## Extracted text
::::

It was from his elder brother that Geoff took his interest in acting and throughout their careers there was the friendliest of competition between them. Curiously, although Pete had a head start, they made their first films almost simultaneously; Pete in the war film The Hell With Heroes and Geoff as Billy the Kid in Chisum.
Pete had undergone a gruelling training in a series of off-Broadway productions before taking the decision to move to Hollywood. The first film landed him a long-term contract with Universal but the studio used him predominately in their television productions, whereas Pete yearned more and more for movie parts. Apart from The Hell With Heroes, he completed only two other films: the comedy-drama A Time for Giving and an adventure shot in Spain, Cannon for Cordoba which stars George Peppard. But, despite his leaning towards movies, Pete was happy in the Alias Smith & Jones series: he was an outdoor person by nature and felt quite at home in the sometimes grim and demanding locations used. He owned a Jeep and would often head off into the wilds for the peace and solitude he could find there, away from the bustle of the Hollywood market-place.
Everyone agreed in the business that, with the series a huge success on both sides of the Atlantic, 1972 would be the Year of Pete Duel. But near the eve of that year he died in his West Hollywood home. Pinned to the wall, a telegram informing him that he had not got a seat on the Screen Actors Guild for which he had recently applied. Alias Smith & Jones continues first with him, for there were several episodes in the can, then with a replacement.

::::

## What to do
**A)** Name every film and television series title that appears in the passage about Pete Duel and his brother Geoff.
**B)** According to the passage about Pete Duel and his brother Geoff, why was Pete happy working on Alias Smith & Jones even though he preferred movies?

## Data segment

::::

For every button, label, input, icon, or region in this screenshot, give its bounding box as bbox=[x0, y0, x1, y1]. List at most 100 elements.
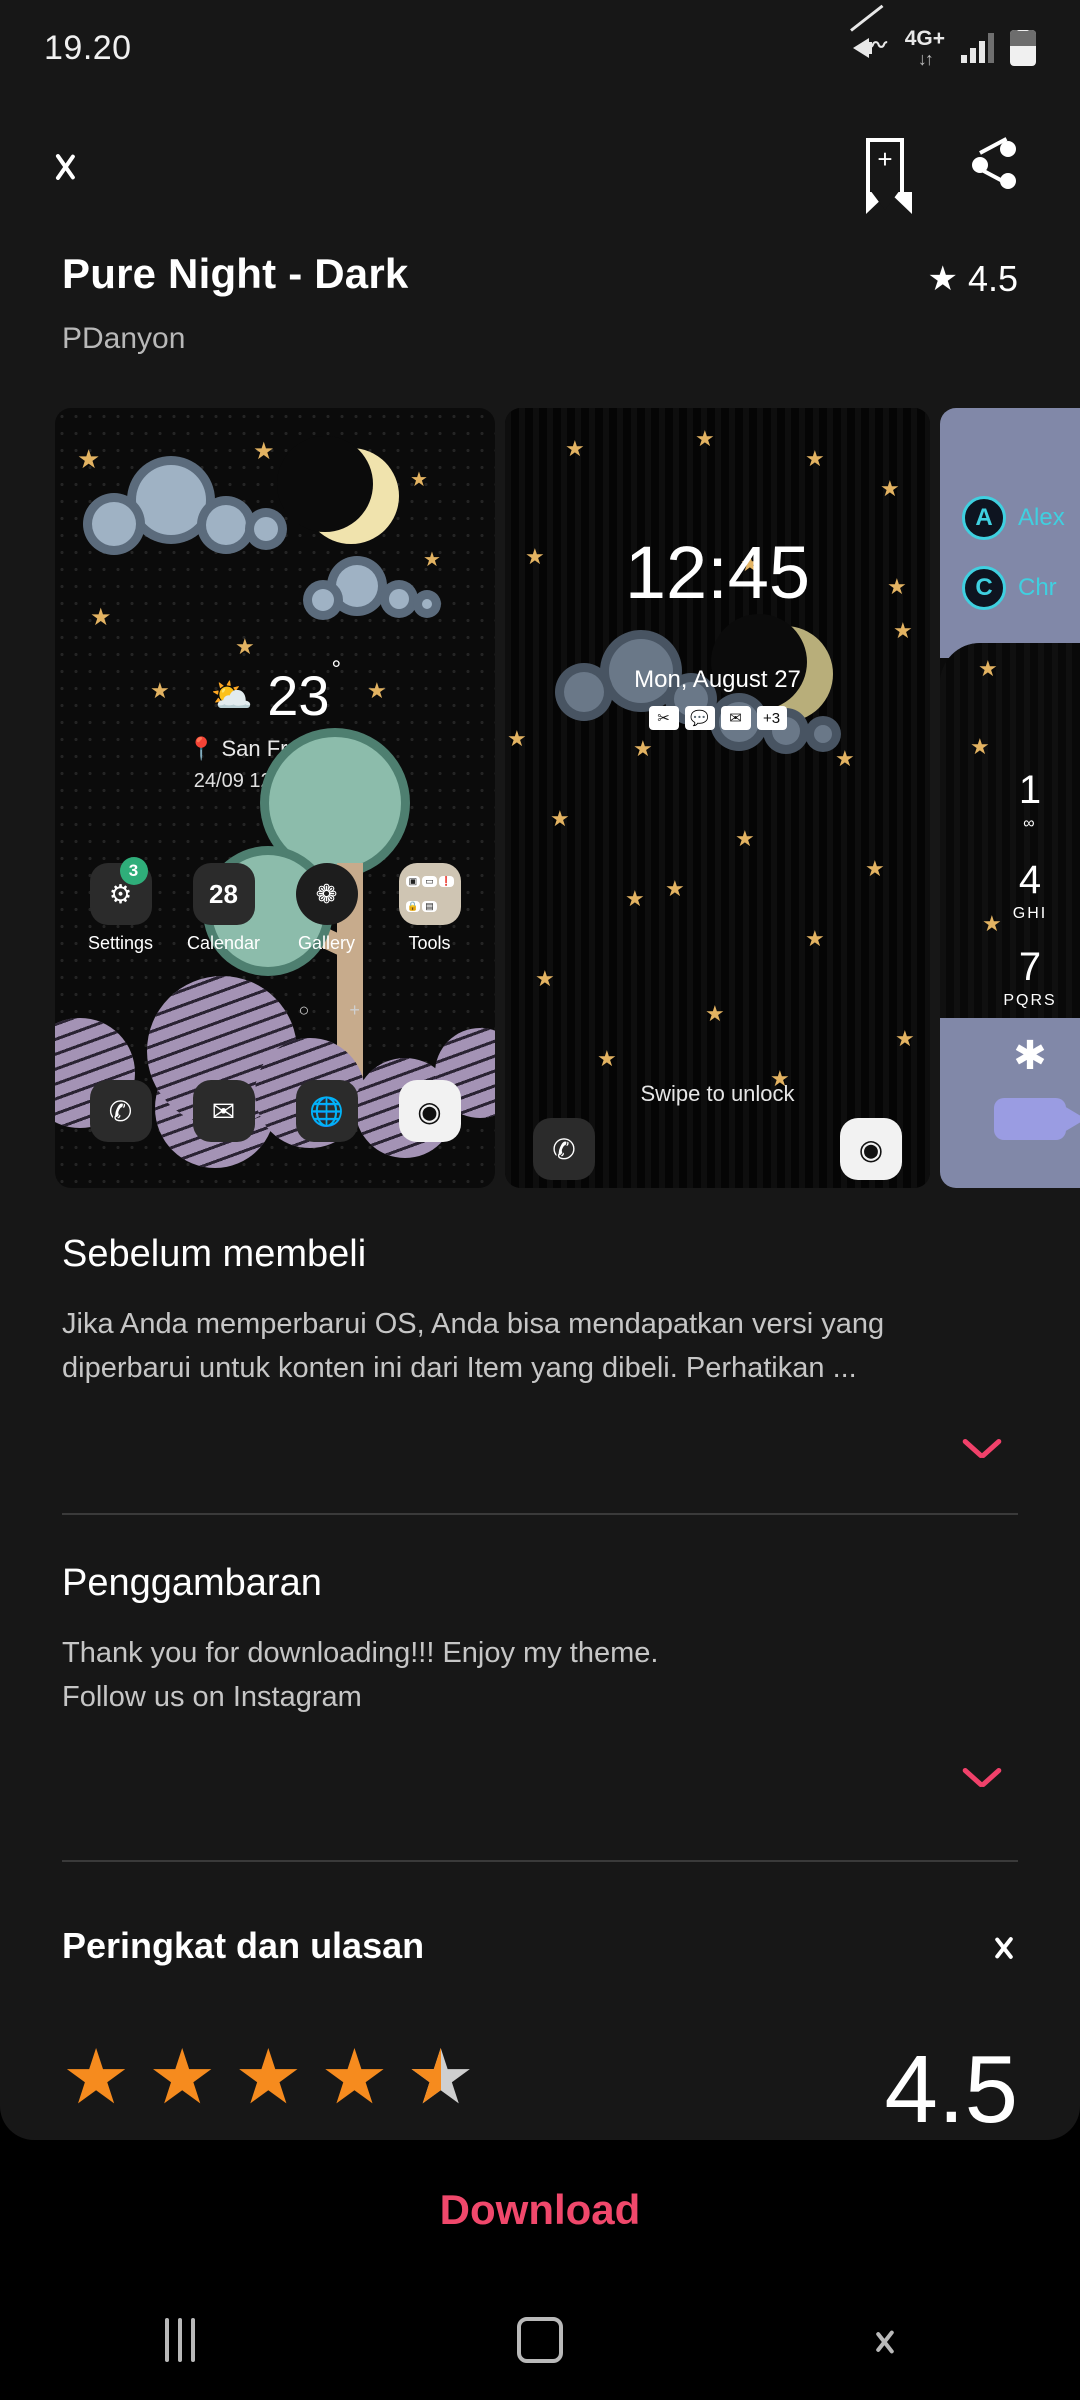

::::

## Correct answers
**A)**
- The Hell With Heroes
- Chisum
- A Time for Giving
- Cannon for Cordoba
- Alias Smith & Jones

**B)** Pete was an outdoor person by nature. He felt at home in the sometimes grim and demanding locations the series used.